Schrijf de tekst hieronder over de bewaring van archiefbescheiden verder, te beginnen na de laatste zin.

::: Aangeleverde tekst :::

Ook al hebben "statische" archiefbescheiden geen rechtstreeks nut meer voor de betrokken archiefvormer, dit neemt niet weg dat hun bewaring aan een bepaalde finaliteit beantwoordt, en in die finaliteit ook de verantwoording voor de bewaring gevonden moet worden. De waarde als informatiebron of als bewijsgegeven vormt inderdaad een wettige verantwoording voor het opslaan van gegevens in een archief.

De bewaring van archiefbescheiden, in de zin van bescheiden behorend tot een "statisch archief" zoals gedefinieerd in het voorstel, komt op zichzelf dus niet in botsing met de bepalingen van de wet van 8 december 1992 (3).

5. De Commissie wenst nog aan te stippen dat de beheerder van een archief, ongeacht of het gaat om een openbaar archief, een particulier archief of het Federaal Archief van België, zich zal moeten houden aan de overige bepalingen van de wet van 8 december 1992.

::: Materiaal :::

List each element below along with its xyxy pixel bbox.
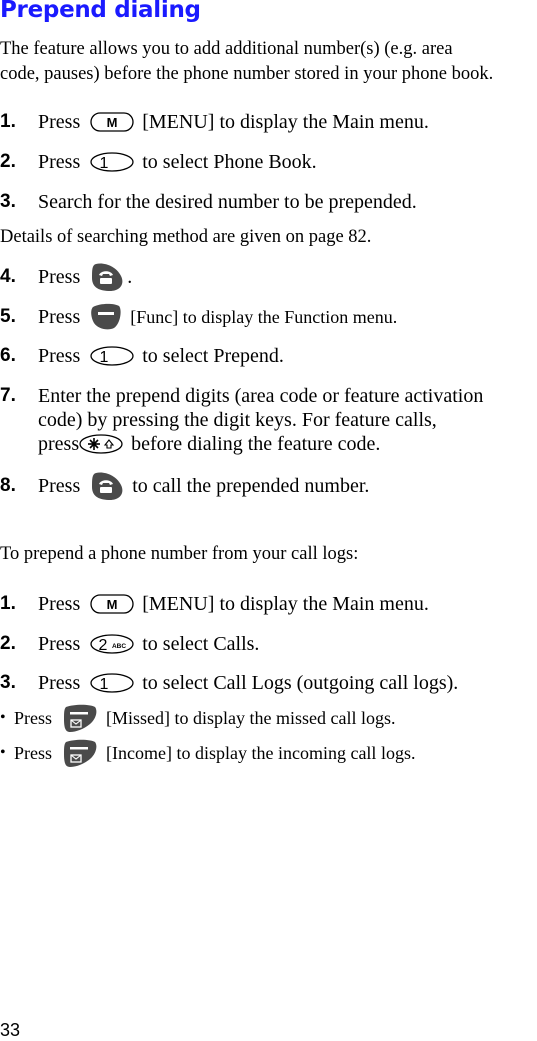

:::

= Resultaat =
Dit impliceert dat die beheerder de rechten van elke betrokkene zal moeten eerbiedigen, i.h.b.

diens rechten van informatie, toegang en verbetering (artikelen 9, 10 en 12 van de wet). Wat het recht op informatie betreft, d.i. het recht om ingelicht te worden over het feit dat men voor het eerst in een bepaalde verwerking wordt geregistreerd, voorziet artikel 9 van de wet van 8 december 1992 in de mogelijkheid van vrijstelling van de verplichting tot kennisgeving en in de mogelijkheid van collectieve informatieverstrekking. De Commissie is van oordeel dat die mogelijkheden de eventuele bezwaren tegen de toepassing van de wet van 8 december 1992 kunnen opvangen.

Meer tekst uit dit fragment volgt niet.